### Records for the exercise
** start **

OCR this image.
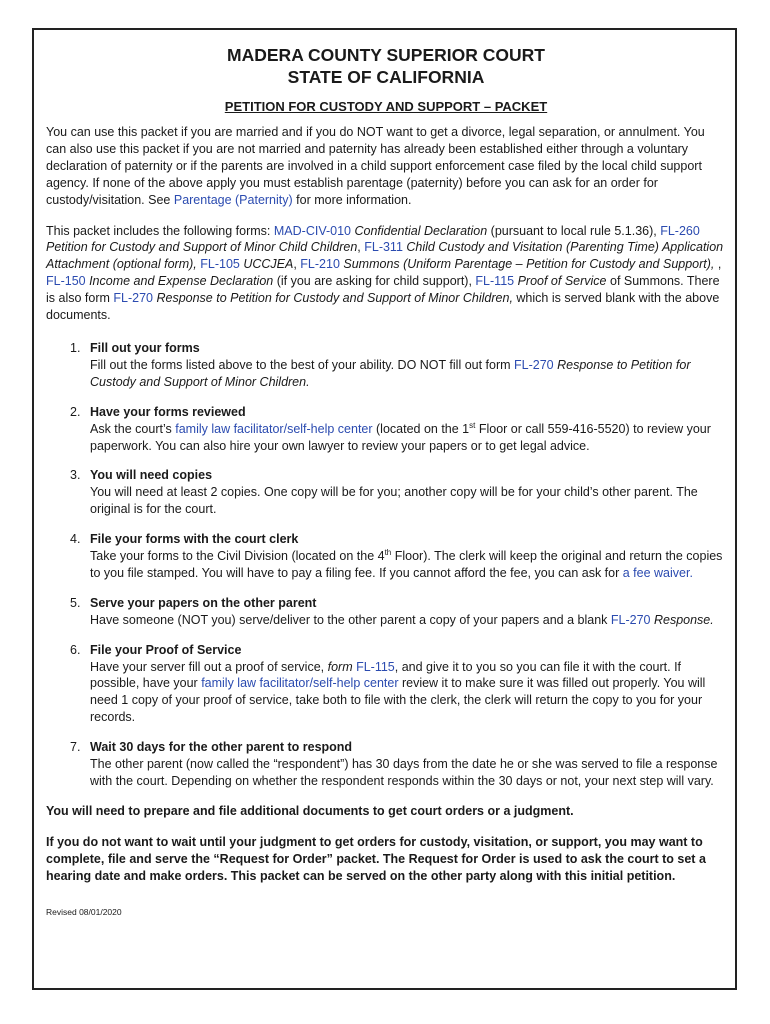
MADERA COUNTY SUPERIOR COURT
STATE OF CALIFORNIA
PETITION FOR CUSTODY AND SUPPORT – PACKET

You can use this packet if you are married and if you do NOT want to get a divorce, legal separation, or annulment. You can also use this packet if you are not married and paternity has already been established either through a voluntary declaration of paternity or if the parents are involved in a child support enforcement case filed by the local child support agency. If none of the above apply you must establish parentage (paternity) before you can ask for an order for custody/visitation. See Parentage (Paternity) for more information.

This packet includes the following forms: MAD-CIV-010 Confidential Declaration (pursuant to local rule 5.1.36), FL-260 Petition for Custody and Support of Minor Child Children, FL-311 Child Custody and Visitation (Parenting Time) Application Attachment (optional form), FL-105 UCCJEA, FL-210 Summons (Uniform Parentage – Petition for Custody and Support), , FL-150 Income and Expense Declaration (if you are asking for child support), FL-115 Proof of Service of Summons. There is also form FL-270 Response to Petition for Custody and Support of Minor Children, which is served blank with the above documents.

1. Fill out your forms
Fill out the forms listed above to the best of your ability. DO NOT fill out form FL-270 Response to Petition for Custody and Support of Minor Children.
2. Have your forms reviewed
Ask the court’s family law facilitator/self-help center (located on the 1st Floor or call 559-416-5520) to review your paperwork. You can also hire your own lawyer to review your papers or to get legal advice.
3. You will need copies
You will need at least 2 copies. One copy will be for you; another copy will be for your child’s other parent. The original is for the court.
4. File your forms with the court clerk
Take your forms to the Civil Division (located on the 4th Floor). The clerk will keep the original and return the copies to you file stamped. You will have to pay a filing fee. If you cannot afford the fee, you can ask for a fee waiver.
5. Serve your papers on the other parent
Have someone (NOT you) serve/deliver to the other parent a copy of your papers and a blank FL-270 Response.
6. File your Proof of Service
Have your server fill out a proof of service, form FL-115, and give it to you so you can file it with the court. If possible, have your family law facilitator/self-help center review it to make sure it was filled out properly. You will need 1 copy of your proof of service, take both to file with the clerk, the clerk will return the copy to you for your records.
7. Wait 30 days for the other parent to respond
The other parent (now called the “respondent”) has 30 days from the date he or she was served to file a response with the court. Depending on whether the respondent responds within the 30 days or not, your next step will vary.

You will need to prepare and file additional documents to get court orders or a judgment.

If you do not want to wait until your judgment to get orders for custody, visitation, or support, you may want to complete, file and serve the “Request for Order” packet. The Request for Order is used to ask the court to set a hearing date and make orders. This packet can be served on the other party along with this initial petition.

Revised 08/01/2020
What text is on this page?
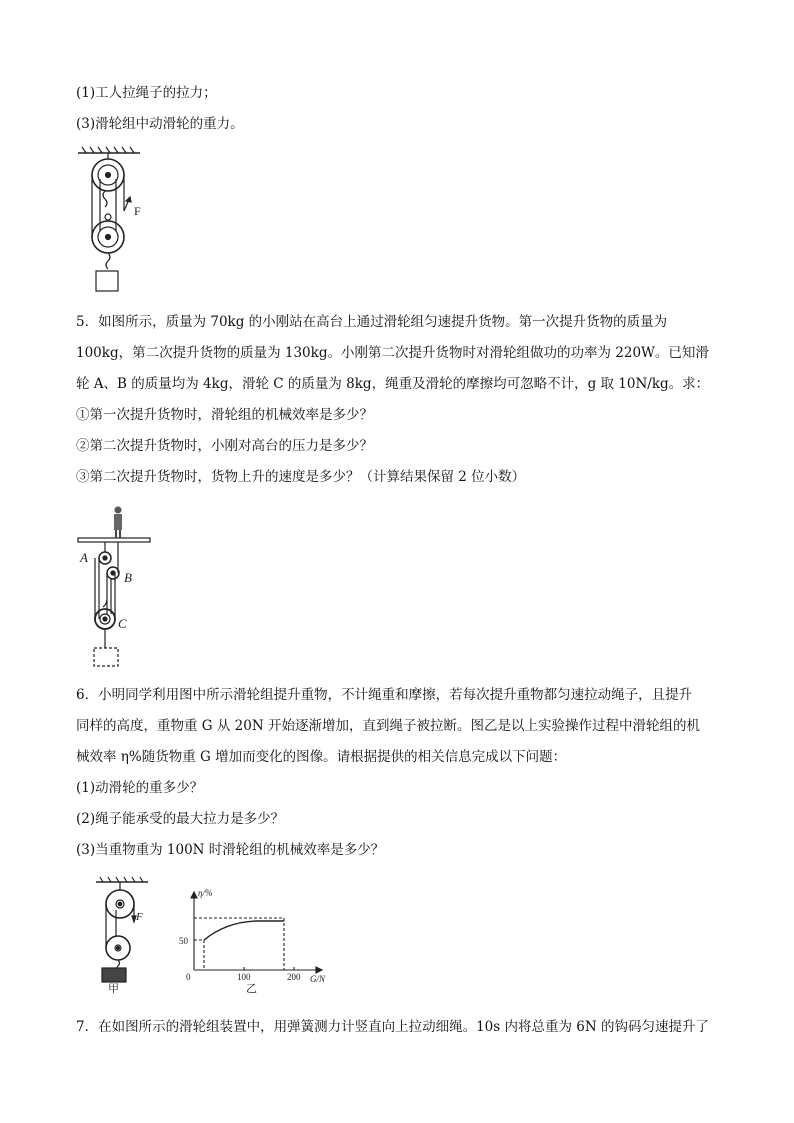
(1)工人拉绳子的拉力；
(3)滑轮组中动滑轮的重力。
F
5．如图所示，质量为 70kg 的小刚站在高台上通过滑轮组匀速提升货物。第一次提升货物的质量为
100kg，第二次提升货物的质量为 130kg。小刚第二次提升货物时对滑轮组做功的功率为 220W。已知滑
轮 A、B 的质量均为 4kg，滑轮 C 的质量为 8kg，绳重及滑轮的摩擦均可忽略不计，g 取 10N/kg。求：
①第一次提升货物时，滑轮组的机械效率是多少？
②第二次提升货物时，小刚对高台的压力是多少？
③第二次提升货物时，货物上升的速度是多少？（计算结果保留 2 位小数）
A
B
C
6．小明同学利用图中所示滑轮组提升重物，不计绳重和摩擦，若每次提升重物都匀速拉动绳子，且提升
同样的高度，重物重 G 从 20N 开始逐渐增加，直到绳子被拉断。图乙是以上实验操作过程中滑轮组的机
械效率 η%随货物重 G 增加而变化的图像。请根据提供的相关信息完成以下问题：
(1)动滑轮的重多少？
(2)绳子能承受的最大拉力是多少？
(3)当重物重为 100N 时滑轮组的机械效率是多少？
F
甲
η/%
G/N
50
0	100	200
乙
7．在如图所示的滑轮组装置中，用弹簧测力计竖直向上拉动细绳。10s 内将总重为 6N 的钩码匀速提升了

** end **

### Written problem
Reproduce every line from the entries that holds the word "days".

### Answer below
7. Wait 30 days for the other parent to respond
The other parent (now called the “respondent”) has 30 days from the date he or she was served to file a response with the court. Depending on whether the respondent responds within the 30 days or not, your next step will vary.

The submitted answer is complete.